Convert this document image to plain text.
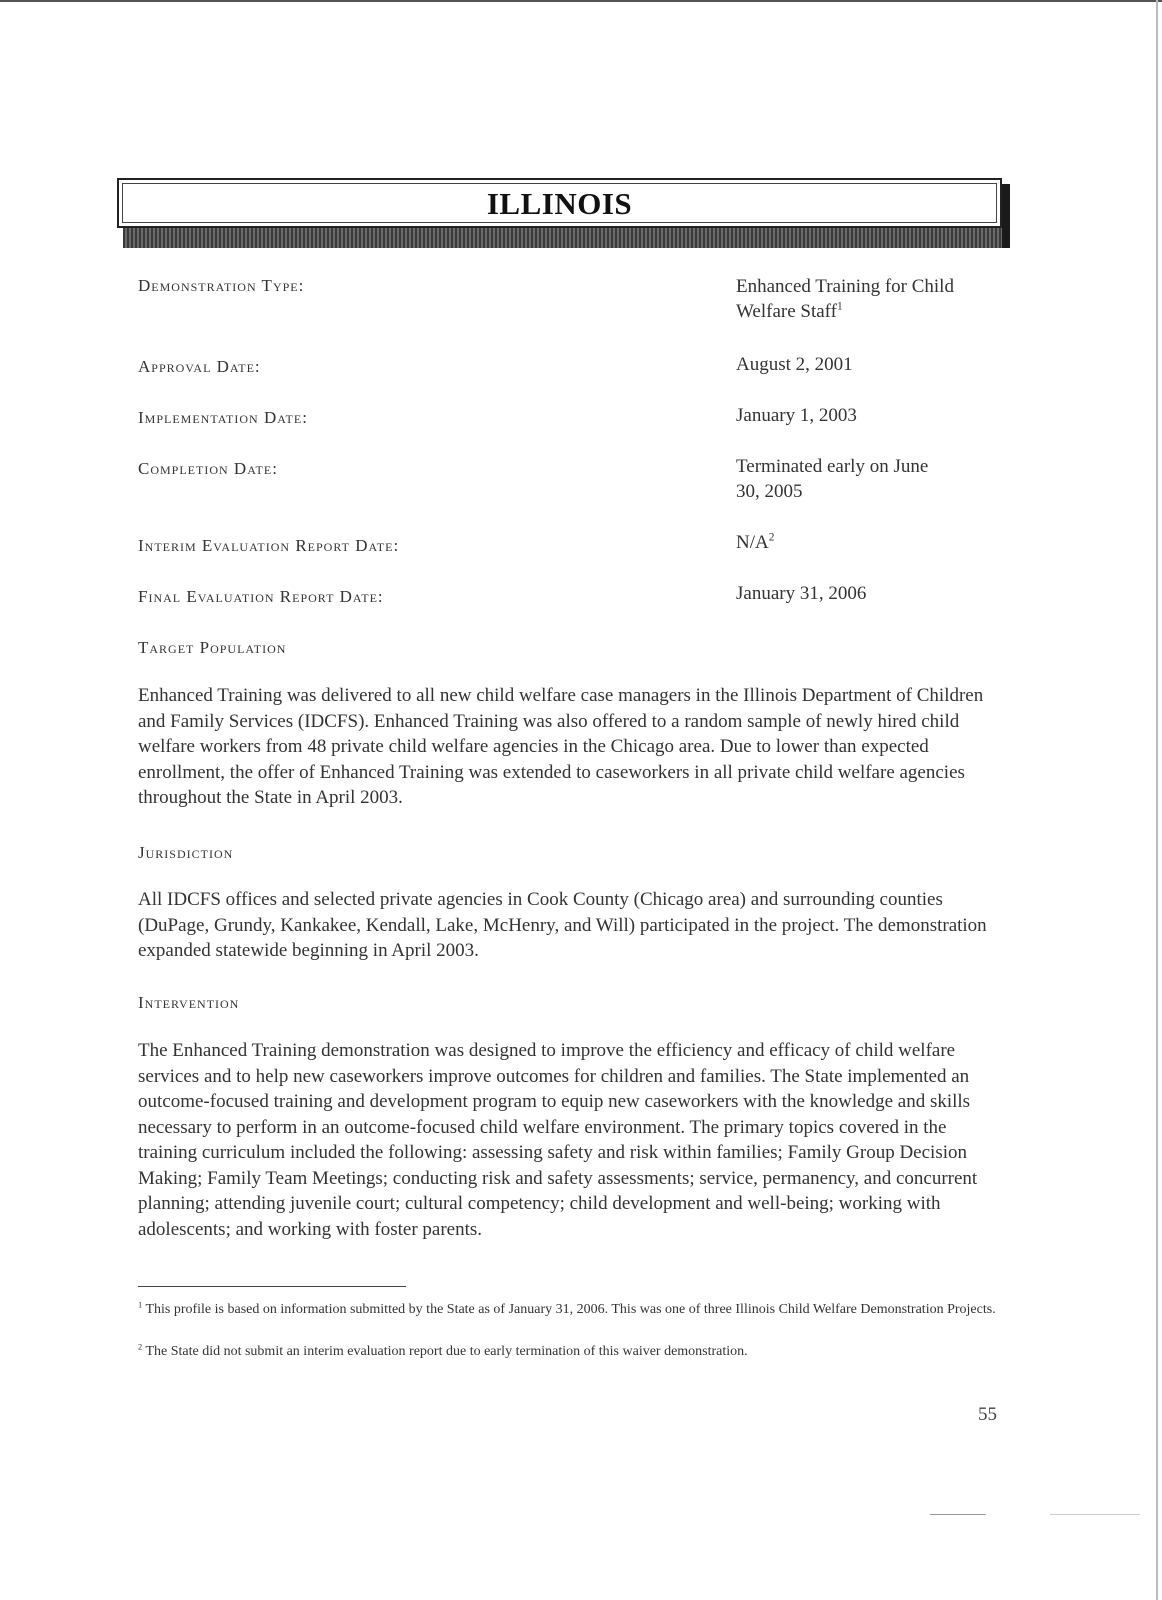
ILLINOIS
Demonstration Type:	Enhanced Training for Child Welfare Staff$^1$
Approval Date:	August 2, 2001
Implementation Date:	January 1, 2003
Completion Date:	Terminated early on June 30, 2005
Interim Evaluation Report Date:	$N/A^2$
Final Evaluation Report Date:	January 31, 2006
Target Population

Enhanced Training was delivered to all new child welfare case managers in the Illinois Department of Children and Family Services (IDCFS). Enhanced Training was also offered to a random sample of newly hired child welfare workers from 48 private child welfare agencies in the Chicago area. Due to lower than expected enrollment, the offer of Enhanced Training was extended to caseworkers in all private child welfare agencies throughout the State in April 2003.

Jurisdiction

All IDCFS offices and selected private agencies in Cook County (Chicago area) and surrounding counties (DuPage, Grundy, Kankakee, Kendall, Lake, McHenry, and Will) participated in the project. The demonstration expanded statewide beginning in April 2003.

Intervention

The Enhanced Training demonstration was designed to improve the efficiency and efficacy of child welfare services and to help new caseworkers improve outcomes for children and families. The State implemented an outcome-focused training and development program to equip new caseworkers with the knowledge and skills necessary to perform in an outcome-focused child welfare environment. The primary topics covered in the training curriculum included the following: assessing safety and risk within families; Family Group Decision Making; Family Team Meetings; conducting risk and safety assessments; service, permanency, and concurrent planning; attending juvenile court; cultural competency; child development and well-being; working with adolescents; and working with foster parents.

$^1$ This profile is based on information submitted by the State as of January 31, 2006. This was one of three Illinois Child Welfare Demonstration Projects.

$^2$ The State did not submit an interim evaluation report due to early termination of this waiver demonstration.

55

--------

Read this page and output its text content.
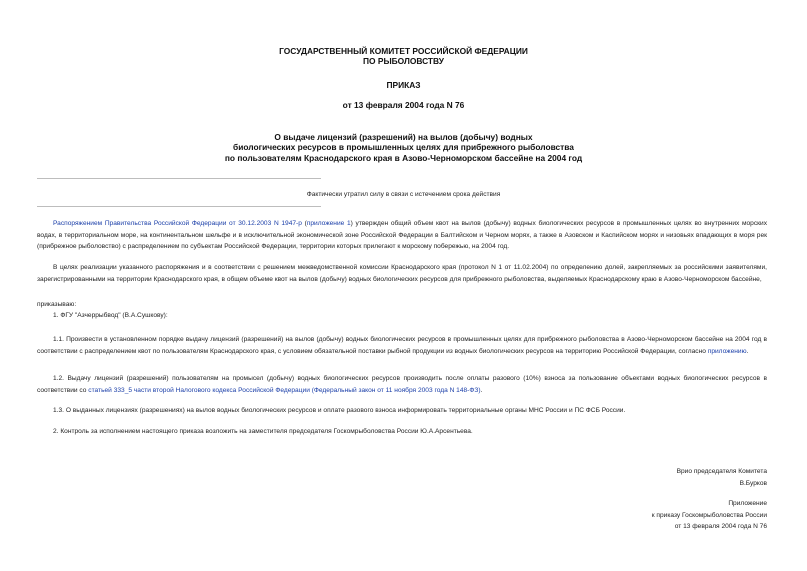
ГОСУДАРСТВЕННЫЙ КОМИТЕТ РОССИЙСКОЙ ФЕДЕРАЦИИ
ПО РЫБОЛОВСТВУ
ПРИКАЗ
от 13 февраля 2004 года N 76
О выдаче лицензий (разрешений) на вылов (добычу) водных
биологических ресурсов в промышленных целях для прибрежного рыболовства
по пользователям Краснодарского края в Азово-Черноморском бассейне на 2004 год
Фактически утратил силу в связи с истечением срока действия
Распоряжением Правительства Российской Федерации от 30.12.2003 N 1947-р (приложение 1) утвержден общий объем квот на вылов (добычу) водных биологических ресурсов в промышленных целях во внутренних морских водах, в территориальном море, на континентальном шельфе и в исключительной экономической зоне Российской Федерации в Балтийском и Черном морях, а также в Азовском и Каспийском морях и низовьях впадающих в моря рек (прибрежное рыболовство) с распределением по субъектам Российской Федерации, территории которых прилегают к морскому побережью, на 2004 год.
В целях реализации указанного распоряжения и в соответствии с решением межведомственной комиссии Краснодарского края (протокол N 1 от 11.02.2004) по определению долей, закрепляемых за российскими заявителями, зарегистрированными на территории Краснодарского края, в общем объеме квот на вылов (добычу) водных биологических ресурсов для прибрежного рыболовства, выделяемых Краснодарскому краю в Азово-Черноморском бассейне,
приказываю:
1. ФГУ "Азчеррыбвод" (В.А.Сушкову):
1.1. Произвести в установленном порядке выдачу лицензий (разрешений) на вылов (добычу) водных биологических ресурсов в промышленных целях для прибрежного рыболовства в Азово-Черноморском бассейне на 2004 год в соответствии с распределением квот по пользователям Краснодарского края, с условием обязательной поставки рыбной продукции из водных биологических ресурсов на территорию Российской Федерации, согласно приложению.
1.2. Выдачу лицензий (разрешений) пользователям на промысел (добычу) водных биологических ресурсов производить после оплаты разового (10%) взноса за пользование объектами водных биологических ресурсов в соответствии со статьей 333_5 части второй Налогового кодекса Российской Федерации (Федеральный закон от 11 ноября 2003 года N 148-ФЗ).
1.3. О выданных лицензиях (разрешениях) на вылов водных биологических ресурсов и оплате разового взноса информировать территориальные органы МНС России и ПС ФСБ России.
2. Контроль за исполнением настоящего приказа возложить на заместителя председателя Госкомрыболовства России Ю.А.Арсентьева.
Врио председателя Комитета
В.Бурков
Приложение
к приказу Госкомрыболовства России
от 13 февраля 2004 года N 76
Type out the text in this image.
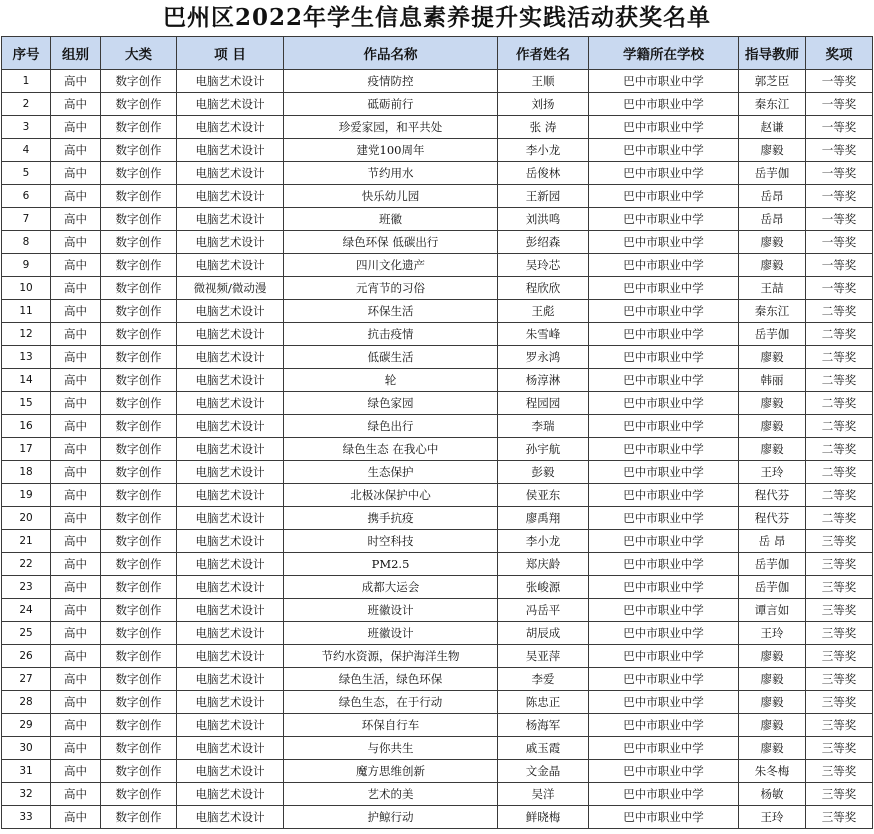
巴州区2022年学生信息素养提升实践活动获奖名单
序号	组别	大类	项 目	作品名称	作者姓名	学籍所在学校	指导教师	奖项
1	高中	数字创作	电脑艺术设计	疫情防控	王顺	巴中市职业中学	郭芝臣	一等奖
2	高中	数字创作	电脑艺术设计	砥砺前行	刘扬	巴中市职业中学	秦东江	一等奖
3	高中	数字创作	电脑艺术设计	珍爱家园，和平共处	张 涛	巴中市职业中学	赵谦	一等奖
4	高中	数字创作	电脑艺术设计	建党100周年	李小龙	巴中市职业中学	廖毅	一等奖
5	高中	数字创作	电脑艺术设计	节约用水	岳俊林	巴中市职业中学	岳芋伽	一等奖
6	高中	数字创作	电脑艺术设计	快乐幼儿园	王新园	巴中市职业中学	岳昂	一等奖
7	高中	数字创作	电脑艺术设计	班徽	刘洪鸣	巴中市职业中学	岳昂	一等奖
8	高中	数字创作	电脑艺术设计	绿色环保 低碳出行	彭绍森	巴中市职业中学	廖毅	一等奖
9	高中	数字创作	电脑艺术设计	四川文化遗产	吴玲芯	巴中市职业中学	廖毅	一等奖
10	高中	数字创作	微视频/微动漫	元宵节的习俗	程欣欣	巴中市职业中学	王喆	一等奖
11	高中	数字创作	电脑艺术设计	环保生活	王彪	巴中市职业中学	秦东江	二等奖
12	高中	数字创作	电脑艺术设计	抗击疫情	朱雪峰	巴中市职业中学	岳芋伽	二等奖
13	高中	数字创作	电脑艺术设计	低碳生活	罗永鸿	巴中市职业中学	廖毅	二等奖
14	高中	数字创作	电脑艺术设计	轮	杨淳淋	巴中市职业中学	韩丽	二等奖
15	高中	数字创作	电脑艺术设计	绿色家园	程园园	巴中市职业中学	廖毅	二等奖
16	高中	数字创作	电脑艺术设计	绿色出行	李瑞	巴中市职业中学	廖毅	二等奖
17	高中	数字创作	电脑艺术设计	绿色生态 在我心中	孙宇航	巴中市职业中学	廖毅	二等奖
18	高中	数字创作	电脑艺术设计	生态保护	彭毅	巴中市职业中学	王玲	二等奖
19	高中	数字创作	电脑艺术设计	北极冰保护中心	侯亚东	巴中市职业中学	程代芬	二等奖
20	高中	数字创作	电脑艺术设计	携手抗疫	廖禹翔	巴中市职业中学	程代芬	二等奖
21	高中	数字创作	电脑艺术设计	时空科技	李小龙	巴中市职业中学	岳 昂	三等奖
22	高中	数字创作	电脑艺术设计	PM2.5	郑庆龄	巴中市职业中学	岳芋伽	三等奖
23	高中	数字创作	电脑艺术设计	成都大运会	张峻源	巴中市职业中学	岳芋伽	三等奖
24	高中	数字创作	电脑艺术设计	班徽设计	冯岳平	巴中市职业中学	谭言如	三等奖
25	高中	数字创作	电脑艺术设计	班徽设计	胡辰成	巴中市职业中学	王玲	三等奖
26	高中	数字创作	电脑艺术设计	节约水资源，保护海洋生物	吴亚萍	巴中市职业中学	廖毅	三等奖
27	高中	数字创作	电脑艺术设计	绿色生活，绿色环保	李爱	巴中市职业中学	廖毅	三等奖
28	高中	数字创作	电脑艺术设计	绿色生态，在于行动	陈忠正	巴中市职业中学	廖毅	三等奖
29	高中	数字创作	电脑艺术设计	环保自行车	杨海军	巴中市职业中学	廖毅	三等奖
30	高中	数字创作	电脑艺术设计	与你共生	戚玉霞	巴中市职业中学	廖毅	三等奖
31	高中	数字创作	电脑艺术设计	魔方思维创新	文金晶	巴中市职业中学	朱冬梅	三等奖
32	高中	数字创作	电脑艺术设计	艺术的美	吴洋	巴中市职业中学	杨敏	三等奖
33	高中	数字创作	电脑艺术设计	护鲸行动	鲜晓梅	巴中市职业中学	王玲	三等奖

--------

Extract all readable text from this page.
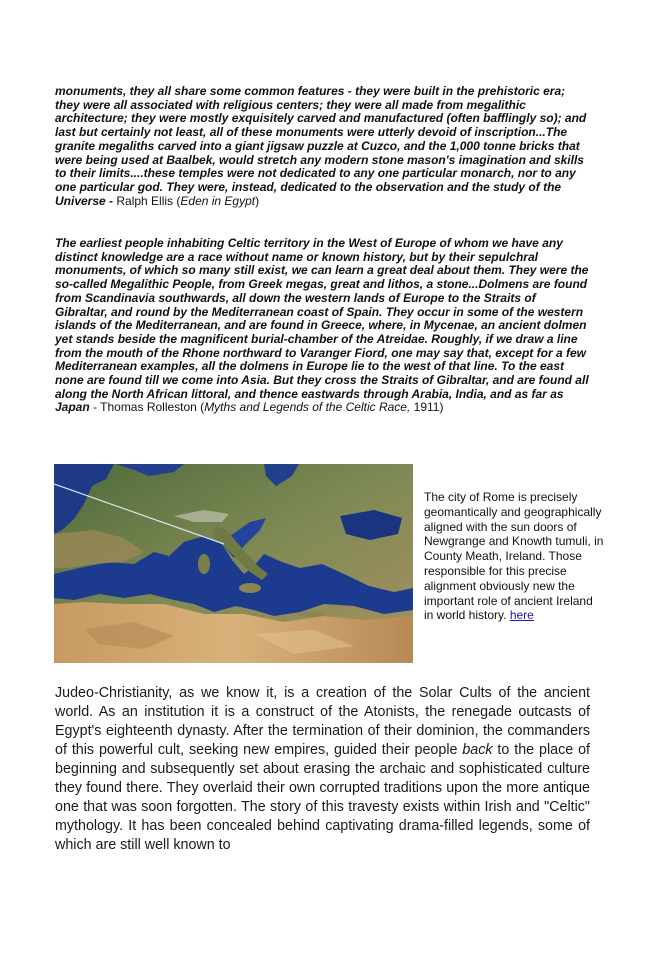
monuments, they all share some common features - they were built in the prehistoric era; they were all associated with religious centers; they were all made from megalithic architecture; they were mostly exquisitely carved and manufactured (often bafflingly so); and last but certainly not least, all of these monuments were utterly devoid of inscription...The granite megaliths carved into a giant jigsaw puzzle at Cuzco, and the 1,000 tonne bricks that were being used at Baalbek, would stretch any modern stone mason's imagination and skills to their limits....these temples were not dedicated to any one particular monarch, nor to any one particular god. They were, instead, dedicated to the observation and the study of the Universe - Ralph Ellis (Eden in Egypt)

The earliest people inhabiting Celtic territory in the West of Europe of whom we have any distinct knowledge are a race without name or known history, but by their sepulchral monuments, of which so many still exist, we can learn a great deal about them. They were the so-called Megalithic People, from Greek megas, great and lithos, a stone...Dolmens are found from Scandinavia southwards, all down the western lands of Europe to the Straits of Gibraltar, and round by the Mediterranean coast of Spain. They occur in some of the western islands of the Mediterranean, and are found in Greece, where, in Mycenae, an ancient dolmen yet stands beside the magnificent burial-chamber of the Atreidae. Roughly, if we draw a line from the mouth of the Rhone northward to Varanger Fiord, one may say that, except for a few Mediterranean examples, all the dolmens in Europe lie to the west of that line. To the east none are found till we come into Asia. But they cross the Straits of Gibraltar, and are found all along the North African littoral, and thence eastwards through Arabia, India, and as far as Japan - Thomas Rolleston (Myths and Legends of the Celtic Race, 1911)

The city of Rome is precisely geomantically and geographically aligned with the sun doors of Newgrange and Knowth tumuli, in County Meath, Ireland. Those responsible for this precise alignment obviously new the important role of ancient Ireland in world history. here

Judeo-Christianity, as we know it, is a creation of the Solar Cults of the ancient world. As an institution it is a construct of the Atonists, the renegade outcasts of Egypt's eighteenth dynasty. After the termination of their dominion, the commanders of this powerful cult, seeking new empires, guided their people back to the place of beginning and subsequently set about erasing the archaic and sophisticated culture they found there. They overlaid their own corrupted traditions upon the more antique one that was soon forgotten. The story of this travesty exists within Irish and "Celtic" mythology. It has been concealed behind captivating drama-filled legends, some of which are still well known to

--------

* _Task objective_:
Copy out every line of the data that includes "January".

* _Finished answer_:
Implementation Date:	January 1, 2003
Final Evaluation Report Date:	January 31, 2006
$^1$ This profile is based on information submitted by the State as of January 31, 2006. This was one of three Illinois Child Welfare Demonstration Projects.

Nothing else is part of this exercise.